TASK REQUIREMENTS
Compile every line that includes the word "Gene".
* START EXTRACTED ENTRIES *
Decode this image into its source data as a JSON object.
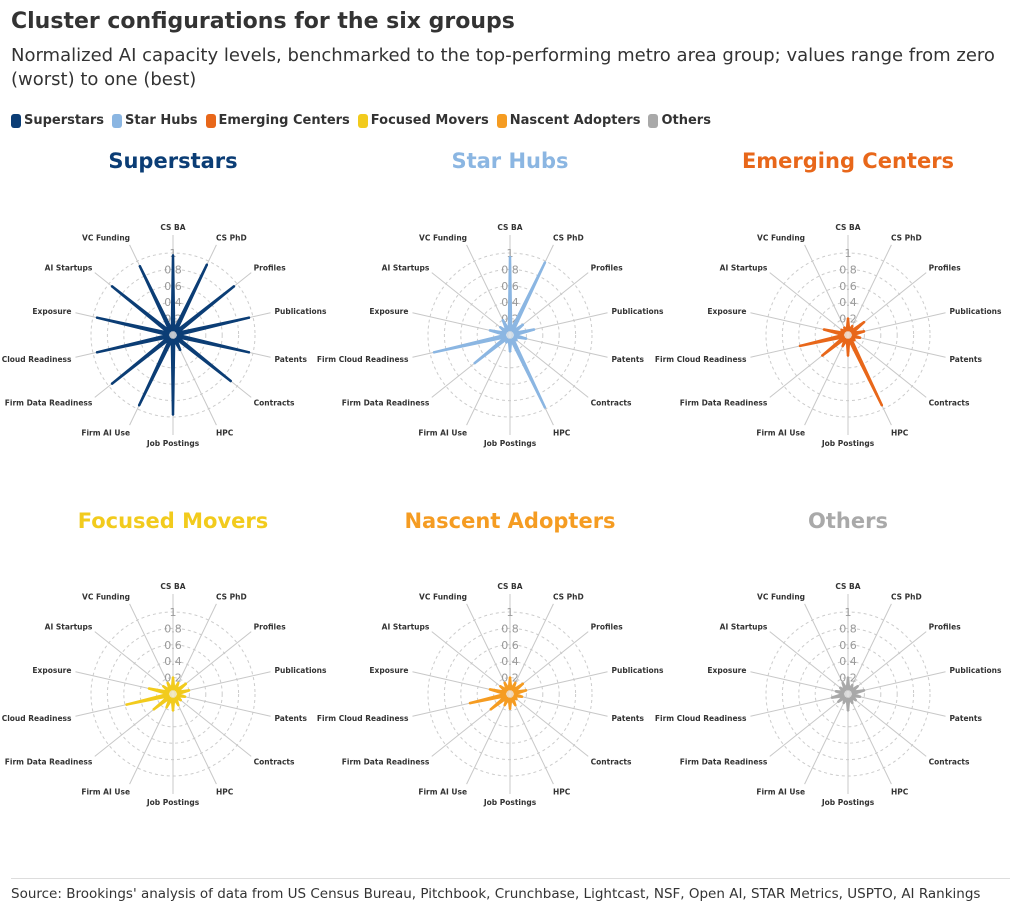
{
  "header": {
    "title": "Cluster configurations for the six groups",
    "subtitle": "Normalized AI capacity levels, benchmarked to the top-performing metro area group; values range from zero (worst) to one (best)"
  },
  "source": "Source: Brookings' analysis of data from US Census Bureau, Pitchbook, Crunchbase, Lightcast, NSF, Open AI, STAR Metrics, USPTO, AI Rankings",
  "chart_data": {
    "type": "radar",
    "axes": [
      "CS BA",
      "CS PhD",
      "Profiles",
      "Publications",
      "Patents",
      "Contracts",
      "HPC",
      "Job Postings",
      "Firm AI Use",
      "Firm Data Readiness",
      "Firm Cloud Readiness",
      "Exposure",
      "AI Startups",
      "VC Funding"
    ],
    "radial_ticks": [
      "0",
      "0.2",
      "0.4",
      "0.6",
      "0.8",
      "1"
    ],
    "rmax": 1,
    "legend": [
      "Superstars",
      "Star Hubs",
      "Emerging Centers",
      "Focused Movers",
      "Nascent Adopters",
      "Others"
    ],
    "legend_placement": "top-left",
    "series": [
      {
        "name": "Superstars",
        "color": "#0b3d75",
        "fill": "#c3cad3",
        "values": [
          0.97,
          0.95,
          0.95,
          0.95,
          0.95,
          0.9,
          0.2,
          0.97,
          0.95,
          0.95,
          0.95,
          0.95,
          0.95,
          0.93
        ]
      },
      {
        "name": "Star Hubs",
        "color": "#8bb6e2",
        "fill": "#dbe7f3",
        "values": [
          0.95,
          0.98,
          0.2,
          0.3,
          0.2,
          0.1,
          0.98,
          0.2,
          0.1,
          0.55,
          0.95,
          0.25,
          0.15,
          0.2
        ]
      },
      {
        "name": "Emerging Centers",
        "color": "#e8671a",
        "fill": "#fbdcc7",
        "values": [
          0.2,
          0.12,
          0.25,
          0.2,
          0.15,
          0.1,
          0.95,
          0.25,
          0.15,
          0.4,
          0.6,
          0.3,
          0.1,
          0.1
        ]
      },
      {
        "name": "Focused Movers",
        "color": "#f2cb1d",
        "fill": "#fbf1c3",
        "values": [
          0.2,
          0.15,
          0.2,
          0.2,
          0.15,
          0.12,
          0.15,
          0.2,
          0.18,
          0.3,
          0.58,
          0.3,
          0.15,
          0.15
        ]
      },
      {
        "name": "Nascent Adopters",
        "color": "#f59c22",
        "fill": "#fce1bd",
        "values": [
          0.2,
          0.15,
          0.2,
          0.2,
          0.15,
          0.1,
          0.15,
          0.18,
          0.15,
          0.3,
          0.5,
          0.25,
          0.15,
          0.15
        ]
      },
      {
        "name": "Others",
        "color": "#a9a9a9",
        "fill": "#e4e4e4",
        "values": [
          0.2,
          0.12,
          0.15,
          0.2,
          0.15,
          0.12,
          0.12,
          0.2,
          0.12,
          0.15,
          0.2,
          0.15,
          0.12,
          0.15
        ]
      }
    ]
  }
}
* END EXTRACTED ENTRIES *
* START EXTRACTED ENTRIES *
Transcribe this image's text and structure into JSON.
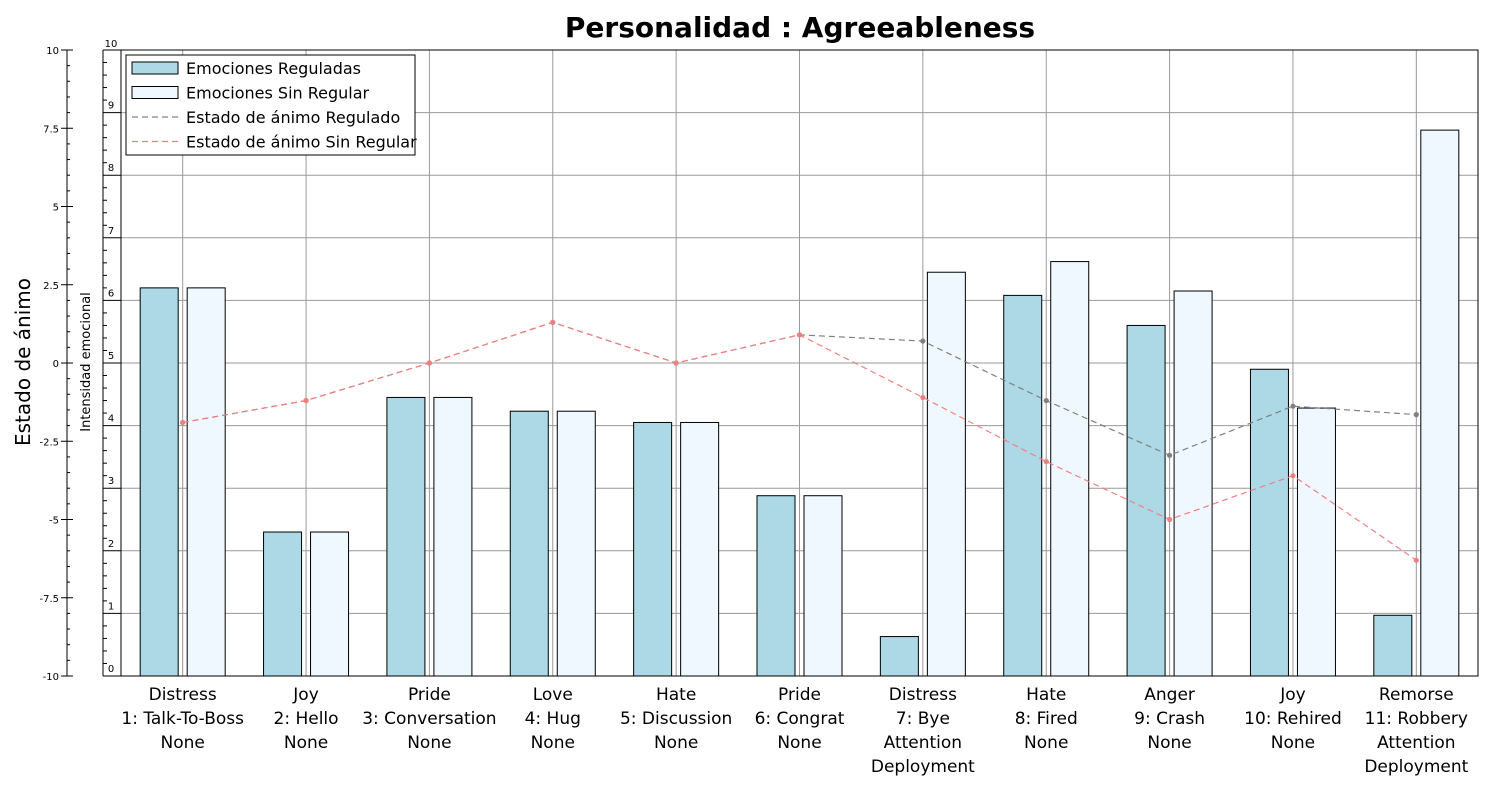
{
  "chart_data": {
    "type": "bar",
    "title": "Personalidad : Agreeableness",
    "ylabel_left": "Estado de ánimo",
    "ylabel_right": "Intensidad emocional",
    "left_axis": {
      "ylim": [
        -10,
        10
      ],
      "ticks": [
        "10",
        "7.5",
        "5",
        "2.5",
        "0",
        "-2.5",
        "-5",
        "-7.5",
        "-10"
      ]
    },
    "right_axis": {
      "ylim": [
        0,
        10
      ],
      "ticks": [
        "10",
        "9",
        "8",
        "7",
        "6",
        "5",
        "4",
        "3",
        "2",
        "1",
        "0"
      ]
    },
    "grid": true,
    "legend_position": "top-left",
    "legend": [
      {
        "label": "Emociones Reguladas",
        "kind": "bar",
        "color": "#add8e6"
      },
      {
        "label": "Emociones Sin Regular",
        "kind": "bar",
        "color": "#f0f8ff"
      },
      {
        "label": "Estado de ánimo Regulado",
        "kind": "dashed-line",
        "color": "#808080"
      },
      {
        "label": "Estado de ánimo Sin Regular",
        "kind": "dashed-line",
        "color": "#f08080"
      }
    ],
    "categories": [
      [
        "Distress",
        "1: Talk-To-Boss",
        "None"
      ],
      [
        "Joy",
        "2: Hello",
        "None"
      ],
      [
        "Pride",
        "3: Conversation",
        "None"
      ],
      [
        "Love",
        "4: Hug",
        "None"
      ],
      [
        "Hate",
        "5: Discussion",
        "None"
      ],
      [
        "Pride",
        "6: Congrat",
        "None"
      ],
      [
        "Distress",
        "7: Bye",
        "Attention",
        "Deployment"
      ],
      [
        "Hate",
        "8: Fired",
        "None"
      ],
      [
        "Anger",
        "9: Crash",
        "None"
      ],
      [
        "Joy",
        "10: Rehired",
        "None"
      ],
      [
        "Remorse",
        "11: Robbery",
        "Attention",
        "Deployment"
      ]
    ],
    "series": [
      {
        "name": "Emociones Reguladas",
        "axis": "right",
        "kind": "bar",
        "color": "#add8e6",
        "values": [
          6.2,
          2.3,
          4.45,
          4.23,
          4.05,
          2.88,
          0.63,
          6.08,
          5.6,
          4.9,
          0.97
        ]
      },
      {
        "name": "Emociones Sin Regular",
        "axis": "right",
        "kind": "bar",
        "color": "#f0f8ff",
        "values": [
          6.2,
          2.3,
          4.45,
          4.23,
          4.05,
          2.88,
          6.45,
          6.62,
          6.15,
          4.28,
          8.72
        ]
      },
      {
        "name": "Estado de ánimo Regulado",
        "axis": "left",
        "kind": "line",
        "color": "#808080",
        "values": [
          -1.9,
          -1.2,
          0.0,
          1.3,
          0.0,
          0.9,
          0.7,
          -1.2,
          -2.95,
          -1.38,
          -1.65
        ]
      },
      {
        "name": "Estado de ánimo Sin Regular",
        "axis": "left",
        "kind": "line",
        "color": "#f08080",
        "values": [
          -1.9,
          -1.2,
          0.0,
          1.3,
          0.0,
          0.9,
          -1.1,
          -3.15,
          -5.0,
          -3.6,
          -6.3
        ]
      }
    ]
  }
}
* END EXTRACTED ENTRIES *
* START EXTRACTED ENTRIES *
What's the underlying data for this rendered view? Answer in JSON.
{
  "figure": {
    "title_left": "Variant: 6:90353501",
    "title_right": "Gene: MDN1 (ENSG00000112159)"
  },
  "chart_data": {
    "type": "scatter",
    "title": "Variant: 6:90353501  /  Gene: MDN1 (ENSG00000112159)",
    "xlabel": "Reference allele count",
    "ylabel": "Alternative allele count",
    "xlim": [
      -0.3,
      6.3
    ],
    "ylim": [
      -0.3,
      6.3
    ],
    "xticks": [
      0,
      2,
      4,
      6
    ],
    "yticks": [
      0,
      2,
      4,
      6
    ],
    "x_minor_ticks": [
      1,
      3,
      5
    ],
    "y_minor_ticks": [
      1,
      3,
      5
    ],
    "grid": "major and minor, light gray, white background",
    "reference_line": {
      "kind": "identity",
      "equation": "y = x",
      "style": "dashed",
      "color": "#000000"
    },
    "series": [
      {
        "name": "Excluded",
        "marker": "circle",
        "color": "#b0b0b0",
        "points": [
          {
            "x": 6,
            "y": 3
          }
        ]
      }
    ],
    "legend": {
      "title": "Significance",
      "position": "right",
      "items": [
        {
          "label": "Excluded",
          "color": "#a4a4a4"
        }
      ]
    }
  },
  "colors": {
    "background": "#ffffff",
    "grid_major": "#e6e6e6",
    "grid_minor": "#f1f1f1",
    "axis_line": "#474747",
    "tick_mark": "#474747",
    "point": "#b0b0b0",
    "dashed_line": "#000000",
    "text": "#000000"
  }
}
* END EXTRACTED ENTRIES *
THE SOLUTION
    "title_right": "Gene: MDN1 (ENSG00000112159)"
    "title": "Variant: 6:90353501  /  Gene: MDN1 (ENSG00000112159)",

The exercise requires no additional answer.